▶ _Trecho do texto_:
◆ ◆ ◆ ◆ ◆ ◆ ◆
Chefe da quadrilha que assaltou BB de feijó, que culminou na morte do SGT Mazinho é beneficiado com progressão de regime

João Luiz Baranoski
João Luiz Baranoski

A exemplo de outros presos, João Luiz Baranoski, também será monitorado por uma tornozeleira eletrônica. A decisão foi tomada na tarde de quarta-feira pela juíza da Vara de Execuções Penais, pouco tempo antes  do detento deixar a unidade prisional.

Baranoski foi condenado a 22 anos de cadeia em 2010 pelos crimes de formação de quadrilha armada, roubo de uma caminhonete e o roubo ao  Banco do Brasil de Feijó.

O crime aconteceu no dia 29 de outubro de 2009, quando a agência foi tomada de assalto por uma quadrilha fortemente armada. Na saída, enquanto atiravam para cima, os bandidos utilizaram clientes e funcionários como escudos humanos.

Pelo menos cinco clientes foram levados de reféns na fuga. Seis dias depois do assalto, o sargento Mazin foi assassinado por um dos integrantes da quadrilha na balsa do Rio Purus.
◆ ◆ ◆ ◆ ◆ ◆ ◆
▶ _Tarefas a realizar_:
A - Reproduza sem alterações uma parte da notícia sobre o assalto em Feijó, começando nas palavras que contêm "Chefe da quadrilha" e parando depois de "como escudos humanos.".
B - Dê prosseguimento à notícia sobre o assalto em Feijó a partir do ponto em que ela termina.

▶ _Dados para análise_:
◆ ◆ ◆ ◆ ◆ ◆ ◆
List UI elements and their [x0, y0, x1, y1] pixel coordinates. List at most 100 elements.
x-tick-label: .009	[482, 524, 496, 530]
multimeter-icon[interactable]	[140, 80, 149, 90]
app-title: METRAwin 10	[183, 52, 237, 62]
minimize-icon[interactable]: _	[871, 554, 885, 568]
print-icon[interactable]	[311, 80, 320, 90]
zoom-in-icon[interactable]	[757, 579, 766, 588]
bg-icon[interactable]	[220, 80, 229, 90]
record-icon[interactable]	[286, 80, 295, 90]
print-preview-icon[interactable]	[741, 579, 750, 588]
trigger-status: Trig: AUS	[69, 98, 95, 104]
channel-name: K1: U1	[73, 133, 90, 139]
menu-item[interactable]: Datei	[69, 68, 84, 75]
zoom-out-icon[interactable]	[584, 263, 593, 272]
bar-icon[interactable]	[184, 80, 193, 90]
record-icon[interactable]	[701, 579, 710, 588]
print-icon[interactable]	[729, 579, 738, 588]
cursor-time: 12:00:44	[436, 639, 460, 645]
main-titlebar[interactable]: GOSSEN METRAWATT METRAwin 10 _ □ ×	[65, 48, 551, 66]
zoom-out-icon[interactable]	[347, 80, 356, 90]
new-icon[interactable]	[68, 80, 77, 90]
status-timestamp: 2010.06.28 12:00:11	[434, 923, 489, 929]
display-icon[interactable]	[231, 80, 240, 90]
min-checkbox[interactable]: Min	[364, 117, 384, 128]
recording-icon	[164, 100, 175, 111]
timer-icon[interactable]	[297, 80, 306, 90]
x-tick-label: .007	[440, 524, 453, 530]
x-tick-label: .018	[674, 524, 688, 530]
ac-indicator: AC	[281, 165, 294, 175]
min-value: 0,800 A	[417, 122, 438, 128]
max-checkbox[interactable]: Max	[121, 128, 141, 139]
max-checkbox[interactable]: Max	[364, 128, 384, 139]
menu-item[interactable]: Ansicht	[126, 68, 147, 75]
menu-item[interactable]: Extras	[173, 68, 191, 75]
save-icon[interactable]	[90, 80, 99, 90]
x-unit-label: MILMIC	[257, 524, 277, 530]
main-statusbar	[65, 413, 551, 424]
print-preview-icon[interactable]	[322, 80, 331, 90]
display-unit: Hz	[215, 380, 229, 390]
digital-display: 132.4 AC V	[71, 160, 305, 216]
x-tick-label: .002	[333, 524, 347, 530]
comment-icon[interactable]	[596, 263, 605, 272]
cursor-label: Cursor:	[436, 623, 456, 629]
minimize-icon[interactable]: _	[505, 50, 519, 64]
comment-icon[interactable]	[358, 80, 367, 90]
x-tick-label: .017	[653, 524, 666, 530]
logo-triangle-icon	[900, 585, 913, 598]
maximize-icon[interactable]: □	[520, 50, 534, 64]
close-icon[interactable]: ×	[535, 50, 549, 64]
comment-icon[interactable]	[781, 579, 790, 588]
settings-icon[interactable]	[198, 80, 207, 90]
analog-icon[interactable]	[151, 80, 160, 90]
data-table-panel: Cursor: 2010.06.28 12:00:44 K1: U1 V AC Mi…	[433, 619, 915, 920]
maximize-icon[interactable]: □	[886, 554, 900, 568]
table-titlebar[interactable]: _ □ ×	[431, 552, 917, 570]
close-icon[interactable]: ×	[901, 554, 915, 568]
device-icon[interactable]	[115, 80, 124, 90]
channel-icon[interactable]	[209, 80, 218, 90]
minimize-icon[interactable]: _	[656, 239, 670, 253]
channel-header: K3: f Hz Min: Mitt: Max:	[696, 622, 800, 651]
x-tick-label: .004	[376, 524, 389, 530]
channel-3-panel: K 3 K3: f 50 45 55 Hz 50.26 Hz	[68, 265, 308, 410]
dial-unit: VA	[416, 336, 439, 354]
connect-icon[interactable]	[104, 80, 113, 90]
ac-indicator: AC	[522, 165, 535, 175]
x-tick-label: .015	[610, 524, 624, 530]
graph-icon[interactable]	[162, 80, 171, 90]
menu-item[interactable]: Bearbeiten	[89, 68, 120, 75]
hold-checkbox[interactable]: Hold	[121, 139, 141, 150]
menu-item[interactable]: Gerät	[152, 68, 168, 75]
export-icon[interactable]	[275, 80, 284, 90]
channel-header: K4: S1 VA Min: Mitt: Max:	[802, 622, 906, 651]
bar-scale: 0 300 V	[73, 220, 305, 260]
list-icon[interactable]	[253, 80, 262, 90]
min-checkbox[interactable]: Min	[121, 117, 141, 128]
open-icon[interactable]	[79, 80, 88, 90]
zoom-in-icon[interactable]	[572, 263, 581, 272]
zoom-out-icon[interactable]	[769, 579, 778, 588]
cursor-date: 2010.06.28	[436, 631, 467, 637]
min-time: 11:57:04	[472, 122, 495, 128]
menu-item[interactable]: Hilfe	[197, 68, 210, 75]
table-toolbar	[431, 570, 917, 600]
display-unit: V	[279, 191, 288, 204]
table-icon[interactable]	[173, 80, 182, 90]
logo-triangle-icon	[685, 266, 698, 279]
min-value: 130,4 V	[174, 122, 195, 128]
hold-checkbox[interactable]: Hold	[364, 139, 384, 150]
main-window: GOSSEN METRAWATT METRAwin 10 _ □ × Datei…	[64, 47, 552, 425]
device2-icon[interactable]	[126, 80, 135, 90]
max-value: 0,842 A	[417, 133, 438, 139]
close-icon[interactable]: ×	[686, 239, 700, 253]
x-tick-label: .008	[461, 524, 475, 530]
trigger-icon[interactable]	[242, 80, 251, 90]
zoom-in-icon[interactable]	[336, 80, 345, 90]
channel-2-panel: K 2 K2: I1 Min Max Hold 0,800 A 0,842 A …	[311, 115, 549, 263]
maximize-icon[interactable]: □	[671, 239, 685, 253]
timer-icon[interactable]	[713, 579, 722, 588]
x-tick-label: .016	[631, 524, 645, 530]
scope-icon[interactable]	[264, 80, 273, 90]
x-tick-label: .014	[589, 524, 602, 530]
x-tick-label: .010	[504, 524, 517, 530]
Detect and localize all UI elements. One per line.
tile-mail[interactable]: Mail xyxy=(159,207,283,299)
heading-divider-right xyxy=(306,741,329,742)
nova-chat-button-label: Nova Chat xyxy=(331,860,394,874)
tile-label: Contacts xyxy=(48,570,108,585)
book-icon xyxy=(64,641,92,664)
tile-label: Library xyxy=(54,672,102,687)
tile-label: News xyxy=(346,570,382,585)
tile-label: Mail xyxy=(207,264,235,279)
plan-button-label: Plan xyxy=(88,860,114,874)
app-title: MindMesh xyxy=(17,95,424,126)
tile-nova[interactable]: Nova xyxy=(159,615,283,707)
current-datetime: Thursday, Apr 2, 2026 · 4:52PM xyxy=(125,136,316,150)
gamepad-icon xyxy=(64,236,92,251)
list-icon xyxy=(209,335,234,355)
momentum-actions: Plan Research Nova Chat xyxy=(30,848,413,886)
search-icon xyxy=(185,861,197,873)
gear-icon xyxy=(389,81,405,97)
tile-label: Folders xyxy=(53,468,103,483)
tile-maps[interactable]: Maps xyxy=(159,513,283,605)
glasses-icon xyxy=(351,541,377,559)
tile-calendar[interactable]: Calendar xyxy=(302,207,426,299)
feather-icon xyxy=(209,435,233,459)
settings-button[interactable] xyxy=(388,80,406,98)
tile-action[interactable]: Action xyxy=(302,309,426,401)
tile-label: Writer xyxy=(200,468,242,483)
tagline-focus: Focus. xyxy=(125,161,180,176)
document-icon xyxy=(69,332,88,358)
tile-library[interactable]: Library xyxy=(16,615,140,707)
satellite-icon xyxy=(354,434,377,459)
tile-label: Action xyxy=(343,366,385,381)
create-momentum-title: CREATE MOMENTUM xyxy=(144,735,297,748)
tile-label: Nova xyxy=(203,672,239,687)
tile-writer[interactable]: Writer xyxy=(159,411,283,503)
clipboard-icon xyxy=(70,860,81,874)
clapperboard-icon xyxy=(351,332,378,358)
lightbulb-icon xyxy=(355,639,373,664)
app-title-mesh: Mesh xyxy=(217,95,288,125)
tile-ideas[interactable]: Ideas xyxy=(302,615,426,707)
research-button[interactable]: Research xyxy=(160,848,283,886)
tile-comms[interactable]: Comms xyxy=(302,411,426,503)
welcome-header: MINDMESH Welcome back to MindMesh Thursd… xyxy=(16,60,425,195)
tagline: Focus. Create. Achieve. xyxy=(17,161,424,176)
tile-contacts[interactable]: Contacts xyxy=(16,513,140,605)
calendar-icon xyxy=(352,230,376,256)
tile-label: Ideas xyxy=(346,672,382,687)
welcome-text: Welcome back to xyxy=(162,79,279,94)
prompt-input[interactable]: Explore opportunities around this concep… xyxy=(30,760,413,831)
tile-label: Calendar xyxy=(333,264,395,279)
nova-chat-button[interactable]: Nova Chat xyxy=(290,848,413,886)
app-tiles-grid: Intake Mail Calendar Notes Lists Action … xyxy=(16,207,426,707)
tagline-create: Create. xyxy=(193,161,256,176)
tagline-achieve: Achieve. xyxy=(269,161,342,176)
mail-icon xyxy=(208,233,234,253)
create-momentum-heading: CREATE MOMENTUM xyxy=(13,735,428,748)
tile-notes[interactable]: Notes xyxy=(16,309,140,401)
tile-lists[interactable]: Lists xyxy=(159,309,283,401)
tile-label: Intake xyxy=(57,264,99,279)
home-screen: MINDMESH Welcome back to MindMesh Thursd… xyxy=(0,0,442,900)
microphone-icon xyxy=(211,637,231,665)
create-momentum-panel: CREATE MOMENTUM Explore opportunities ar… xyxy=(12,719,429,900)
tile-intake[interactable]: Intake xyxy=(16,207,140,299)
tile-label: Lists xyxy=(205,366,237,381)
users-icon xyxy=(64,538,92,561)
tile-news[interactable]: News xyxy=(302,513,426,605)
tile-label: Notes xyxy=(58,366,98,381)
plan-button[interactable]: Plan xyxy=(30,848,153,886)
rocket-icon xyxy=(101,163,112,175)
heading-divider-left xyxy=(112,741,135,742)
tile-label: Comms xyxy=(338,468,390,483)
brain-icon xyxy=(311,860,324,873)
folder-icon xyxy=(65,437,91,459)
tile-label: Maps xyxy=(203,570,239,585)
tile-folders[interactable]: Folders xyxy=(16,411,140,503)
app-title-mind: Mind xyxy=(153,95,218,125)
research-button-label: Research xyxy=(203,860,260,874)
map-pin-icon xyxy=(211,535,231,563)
◆ ◆ ◆ ◆ ◆ ◆ ◆
▶ _Respostas por tarefa_:
A -
Chefe da quadrilha que assaltou BB de feijó, que culminou na morte do SGT Mazinho é beneficiado com progressão de regime

João Luiz Baranoski
João Luiz Baranoski

A exemplo de outros presos, João Luiz Baranoski, também será monitorado por uma tornozeleira eletrônica. A decisão foi tomada na tarde de quarta-feira pela juíza da Vara de Execuções Penais, pouco tempo antes  do detento deixar a unidade prisional.

Baranoski foi condenado a 22 anos de cadeia em 2010 pelos crimes de formação de quadrilha armada, roubo de uma caminhonete e o roubo ao  Banco do Brasil de Feijó.

O crime aconteceu no dia 29 de outubro de 2009, quando a agência foi tomada de assalto por uma quadrilha fortemente armada. Na saída, enquanto atiravam para cima, os bandidos utilizaram clientes e funcionários como escudos humanos.

B -
Baranoski, acusado de ser o líder do grupo, foi preso um mês depois em Porto Velho. Na troca de tiros com policiais de Rondônia ele chegou a ser baleado no braço.

Transferido para Rio Branco, foi julgado e condenado. Mas na tarde de quarta-feira, depois de ser beneficiado com o  semiaberto deixou o presídio, antes de completar cinco anos em regime fechado.

O assaltante será monitorado pela a tornozeleira eletrônica, mas resta saber se o equipamento terá a eficiência necessária. Em muitos casos presos com a tornozeleira  foram flagrados executados crimes  em Rio Branco.